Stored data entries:

....................

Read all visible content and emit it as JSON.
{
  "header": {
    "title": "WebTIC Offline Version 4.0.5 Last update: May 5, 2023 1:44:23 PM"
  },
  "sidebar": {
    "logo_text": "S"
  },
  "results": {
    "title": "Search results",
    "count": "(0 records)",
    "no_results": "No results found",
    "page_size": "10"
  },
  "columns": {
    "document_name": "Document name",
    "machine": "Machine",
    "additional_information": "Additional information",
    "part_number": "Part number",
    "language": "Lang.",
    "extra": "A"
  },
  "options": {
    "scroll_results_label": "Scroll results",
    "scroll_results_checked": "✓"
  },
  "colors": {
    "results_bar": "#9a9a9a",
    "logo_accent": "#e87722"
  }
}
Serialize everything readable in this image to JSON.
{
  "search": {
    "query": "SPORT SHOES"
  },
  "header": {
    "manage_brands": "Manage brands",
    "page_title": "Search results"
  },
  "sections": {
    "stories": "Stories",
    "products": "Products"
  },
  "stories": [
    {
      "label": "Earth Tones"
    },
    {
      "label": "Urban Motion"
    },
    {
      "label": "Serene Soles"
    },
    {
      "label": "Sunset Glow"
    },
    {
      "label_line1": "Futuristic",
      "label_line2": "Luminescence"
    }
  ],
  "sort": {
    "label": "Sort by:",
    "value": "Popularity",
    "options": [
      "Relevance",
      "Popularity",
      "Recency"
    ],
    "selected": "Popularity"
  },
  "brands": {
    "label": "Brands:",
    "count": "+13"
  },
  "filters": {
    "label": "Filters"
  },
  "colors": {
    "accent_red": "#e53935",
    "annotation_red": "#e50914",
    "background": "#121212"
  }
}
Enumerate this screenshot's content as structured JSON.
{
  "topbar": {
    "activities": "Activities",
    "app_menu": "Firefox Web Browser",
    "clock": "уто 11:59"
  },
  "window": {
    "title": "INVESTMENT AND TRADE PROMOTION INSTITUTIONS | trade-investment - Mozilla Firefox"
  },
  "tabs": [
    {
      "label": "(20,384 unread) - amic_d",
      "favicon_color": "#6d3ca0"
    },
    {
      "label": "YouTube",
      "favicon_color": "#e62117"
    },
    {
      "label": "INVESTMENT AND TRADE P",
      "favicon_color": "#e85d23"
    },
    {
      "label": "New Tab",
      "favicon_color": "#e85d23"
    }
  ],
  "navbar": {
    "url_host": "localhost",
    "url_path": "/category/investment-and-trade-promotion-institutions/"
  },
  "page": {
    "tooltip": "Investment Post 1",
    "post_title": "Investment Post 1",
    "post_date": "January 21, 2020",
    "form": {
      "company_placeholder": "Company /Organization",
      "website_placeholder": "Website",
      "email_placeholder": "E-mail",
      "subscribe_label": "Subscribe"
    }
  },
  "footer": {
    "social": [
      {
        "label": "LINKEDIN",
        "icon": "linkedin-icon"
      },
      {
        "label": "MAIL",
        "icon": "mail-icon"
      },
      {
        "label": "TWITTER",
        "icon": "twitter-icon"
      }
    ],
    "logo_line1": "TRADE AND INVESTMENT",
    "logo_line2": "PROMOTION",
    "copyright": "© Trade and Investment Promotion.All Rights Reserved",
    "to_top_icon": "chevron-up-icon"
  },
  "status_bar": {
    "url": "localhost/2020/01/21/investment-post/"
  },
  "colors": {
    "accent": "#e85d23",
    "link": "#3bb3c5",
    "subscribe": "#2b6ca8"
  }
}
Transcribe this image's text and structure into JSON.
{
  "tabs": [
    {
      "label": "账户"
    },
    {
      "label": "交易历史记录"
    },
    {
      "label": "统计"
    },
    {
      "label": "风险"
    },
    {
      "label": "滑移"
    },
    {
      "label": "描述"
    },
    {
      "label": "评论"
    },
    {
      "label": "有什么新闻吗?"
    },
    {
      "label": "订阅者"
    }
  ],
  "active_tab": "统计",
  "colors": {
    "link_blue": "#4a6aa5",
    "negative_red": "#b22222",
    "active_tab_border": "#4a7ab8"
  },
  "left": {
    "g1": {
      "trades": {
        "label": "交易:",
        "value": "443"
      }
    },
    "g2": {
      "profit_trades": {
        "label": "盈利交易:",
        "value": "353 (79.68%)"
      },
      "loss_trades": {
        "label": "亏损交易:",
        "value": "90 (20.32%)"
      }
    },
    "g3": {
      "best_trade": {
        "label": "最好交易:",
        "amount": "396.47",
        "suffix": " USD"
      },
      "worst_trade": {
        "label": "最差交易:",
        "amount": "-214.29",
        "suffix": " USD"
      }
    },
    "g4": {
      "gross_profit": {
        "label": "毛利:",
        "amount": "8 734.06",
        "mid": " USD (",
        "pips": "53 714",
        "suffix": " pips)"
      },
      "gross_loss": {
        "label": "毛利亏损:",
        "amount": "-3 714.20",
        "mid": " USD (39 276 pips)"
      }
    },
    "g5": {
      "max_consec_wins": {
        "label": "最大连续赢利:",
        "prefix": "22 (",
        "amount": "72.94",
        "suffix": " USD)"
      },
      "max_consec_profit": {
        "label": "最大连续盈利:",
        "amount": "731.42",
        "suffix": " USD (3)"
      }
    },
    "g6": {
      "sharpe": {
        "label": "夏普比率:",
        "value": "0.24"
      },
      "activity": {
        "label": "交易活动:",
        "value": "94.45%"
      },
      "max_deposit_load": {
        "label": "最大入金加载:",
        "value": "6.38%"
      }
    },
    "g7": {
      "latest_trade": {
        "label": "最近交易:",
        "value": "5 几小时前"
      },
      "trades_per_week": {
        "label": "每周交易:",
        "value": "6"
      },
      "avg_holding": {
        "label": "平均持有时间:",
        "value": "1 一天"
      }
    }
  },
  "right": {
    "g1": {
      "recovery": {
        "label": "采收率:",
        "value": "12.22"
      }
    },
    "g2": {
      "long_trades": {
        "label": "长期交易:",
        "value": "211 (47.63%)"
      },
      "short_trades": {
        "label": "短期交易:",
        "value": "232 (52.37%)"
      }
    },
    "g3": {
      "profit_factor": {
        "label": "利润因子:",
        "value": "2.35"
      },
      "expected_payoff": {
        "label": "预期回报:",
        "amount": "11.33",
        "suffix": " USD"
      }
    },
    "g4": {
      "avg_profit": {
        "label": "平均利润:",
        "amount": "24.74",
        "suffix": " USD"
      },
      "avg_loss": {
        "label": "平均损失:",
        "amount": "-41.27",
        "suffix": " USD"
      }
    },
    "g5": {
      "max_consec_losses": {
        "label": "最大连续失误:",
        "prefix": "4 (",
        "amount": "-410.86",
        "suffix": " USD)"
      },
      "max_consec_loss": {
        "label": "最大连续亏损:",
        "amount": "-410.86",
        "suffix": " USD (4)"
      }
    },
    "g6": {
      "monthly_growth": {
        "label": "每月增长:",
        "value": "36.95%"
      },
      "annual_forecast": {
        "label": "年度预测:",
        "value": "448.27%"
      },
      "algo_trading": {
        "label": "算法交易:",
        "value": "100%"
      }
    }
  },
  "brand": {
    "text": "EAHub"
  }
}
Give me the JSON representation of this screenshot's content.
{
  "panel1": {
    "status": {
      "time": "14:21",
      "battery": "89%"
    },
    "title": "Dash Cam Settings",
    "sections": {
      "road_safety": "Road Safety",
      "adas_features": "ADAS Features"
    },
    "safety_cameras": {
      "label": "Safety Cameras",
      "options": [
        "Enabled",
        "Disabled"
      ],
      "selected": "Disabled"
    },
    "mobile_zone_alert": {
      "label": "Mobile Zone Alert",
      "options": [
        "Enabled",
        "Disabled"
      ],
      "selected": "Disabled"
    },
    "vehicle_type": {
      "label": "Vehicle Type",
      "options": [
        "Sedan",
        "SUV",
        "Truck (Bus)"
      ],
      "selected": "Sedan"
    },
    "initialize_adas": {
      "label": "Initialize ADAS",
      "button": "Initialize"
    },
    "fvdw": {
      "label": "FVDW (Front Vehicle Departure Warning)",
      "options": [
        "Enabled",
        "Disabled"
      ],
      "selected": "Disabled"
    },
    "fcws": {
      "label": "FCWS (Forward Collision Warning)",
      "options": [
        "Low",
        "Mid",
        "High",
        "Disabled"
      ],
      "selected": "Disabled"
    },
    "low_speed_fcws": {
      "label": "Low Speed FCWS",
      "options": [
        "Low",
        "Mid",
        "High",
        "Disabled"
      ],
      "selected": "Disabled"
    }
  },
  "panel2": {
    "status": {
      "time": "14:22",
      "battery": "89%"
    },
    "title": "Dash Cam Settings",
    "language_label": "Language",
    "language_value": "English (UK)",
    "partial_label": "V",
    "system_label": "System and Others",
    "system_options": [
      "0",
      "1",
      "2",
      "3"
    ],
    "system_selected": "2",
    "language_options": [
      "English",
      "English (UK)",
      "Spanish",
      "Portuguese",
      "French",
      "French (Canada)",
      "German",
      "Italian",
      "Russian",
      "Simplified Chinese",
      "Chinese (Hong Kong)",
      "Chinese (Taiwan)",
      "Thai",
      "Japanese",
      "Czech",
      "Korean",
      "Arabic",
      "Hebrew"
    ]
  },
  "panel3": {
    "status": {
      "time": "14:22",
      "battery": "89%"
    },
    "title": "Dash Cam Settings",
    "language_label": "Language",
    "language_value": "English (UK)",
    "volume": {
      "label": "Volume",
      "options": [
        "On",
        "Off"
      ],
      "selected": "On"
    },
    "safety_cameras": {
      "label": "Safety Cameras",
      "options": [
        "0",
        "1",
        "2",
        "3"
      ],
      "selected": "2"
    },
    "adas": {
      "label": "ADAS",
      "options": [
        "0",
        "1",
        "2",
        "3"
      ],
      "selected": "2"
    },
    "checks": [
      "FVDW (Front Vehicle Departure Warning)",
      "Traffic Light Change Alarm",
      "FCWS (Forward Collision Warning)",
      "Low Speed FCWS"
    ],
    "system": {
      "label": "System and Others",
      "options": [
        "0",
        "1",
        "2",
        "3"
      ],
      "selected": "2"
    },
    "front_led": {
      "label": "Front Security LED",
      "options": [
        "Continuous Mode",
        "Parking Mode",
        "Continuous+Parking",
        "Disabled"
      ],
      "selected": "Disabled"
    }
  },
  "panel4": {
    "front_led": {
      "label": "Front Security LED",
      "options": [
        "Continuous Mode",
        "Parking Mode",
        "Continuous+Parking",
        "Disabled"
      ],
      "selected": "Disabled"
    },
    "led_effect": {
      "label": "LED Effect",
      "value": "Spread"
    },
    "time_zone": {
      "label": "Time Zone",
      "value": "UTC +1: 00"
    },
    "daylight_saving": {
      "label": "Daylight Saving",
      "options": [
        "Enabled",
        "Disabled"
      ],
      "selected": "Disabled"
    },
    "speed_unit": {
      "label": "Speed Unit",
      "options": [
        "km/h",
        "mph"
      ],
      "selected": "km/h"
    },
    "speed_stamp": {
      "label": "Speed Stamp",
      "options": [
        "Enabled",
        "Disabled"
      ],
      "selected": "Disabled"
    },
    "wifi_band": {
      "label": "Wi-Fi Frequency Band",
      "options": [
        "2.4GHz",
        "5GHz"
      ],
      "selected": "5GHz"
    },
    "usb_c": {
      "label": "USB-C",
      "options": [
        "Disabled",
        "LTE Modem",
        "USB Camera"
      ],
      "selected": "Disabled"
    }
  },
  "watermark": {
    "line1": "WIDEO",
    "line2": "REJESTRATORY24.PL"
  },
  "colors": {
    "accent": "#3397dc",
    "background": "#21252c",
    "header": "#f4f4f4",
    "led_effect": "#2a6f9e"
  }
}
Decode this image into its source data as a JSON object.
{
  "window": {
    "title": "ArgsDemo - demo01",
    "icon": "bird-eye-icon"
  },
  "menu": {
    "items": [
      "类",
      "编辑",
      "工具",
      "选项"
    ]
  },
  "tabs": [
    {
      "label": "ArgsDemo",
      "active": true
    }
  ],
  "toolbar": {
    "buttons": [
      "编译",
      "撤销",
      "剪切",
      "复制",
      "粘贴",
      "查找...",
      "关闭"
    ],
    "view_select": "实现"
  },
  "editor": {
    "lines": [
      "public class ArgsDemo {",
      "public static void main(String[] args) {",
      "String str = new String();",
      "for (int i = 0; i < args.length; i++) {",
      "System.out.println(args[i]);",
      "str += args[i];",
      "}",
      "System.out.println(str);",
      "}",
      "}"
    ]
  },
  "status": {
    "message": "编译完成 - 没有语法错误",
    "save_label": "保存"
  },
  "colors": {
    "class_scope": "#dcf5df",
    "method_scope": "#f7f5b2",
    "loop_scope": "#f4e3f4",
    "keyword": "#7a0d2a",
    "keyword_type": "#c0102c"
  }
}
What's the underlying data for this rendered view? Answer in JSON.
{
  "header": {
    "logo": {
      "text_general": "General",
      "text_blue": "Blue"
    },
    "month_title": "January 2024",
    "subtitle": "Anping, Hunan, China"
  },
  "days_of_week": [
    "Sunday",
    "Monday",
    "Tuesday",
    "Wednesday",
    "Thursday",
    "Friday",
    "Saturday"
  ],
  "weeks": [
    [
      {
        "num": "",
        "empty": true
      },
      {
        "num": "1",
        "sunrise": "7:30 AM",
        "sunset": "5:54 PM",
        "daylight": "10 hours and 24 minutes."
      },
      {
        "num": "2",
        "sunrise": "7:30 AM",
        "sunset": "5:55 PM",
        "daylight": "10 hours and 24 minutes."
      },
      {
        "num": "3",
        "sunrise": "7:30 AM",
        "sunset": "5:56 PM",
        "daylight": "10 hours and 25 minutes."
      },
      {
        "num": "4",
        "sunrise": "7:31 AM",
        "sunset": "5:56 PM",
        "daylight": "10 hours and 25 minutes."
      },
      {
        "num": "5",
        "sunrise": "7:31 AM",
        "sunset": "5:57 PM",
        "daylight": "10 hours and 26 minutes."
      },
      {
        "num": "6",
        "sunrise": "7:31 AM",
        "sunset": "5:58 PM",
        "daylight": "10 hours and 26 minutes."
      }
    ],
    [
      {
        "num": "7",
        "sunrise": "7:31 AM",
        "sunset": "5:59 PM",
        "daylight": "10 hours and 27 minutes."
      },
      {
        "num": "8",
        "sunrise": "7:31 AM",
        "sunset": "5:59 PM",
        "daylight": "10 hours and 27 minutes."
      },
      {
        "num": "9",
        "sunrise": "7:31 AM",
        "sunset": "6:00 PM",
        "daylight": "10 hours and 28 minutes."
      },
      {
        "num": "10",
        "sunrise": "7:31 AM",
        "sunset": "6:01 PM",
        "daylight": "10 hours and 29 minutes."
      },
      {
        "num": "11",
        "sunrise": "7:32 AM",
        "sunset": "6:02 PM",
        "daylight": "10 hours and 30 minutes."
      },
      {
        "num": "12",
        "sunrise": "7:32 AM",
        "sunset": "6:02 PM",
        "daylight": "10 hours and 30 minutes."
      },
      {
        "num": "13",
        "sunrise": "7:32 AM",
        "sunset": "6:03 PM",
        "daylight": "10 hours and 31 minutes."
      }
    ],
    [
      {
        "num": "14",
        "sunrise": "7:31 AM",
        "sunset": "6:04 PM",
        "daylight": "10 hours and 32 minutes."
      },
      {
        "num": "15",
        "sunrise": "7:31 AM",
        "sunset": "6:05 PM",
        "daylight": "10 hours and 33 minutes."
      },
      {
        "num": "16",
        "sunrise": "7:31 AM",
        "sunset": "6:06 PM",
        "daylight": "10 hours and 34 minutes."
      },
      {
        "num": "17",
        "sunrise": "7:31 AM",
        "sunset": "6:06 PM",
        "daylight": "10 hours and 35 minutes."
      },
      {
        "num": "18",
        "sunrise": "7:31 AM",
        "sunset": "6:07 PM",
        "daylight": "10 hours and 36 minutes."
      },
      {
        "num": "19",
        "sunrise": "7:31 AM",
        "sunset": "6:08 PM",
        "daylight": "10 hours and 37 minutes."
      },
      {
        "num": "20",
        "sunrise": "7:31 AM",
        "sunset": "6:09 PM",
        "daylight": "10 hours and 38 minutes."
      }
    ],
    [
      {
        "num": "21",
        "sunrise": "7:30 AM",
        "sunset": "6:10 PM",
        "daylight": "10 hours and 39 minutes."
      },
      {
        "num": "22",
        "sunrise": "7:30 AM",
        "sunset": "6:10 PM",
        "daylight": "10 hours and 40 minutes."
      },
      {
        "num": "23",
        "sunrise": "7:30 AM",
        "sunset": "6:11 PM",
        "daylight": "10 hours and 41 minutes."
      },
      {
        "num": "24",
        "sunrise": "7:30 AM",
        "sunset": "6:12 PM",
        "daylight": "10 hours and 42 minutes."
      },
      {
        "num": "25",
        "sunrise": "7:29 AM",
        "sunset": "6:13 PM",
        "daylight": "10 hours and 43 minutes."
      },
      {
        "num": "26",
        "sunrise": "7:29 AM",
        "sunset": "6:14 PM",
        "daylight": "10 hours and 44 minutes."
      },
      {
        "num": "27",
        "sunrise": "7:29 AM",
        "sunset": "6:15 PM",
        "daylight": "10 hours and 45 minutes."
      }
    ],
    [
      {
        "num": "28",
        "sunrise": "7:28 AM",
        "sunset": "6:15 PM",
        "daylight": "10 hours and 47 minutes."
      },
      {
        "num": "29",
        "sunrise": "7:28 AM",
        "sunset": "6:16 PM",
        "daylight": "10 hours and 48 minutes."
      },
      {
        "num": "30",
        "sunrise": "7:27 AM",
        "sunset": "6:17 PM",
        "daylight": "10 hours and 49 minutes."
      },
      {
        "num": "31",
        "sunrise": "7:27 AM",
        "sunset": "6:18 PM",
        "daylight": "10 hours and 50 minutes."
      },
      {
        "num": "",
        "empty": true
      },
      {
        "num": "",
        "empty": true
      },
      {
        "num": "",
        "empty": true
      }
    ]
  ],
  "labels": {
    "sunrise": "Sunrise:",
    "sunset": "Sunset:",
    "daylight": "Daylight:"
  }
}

....................

PROBLEM STATEMENT
Sift through the entries and copy every line with "ArgsDemo".

FINISHED TASK
    "title": "ArgsDemo - demo01",
      "label": "ArgsDemo",
      "public class ArgsDemo {",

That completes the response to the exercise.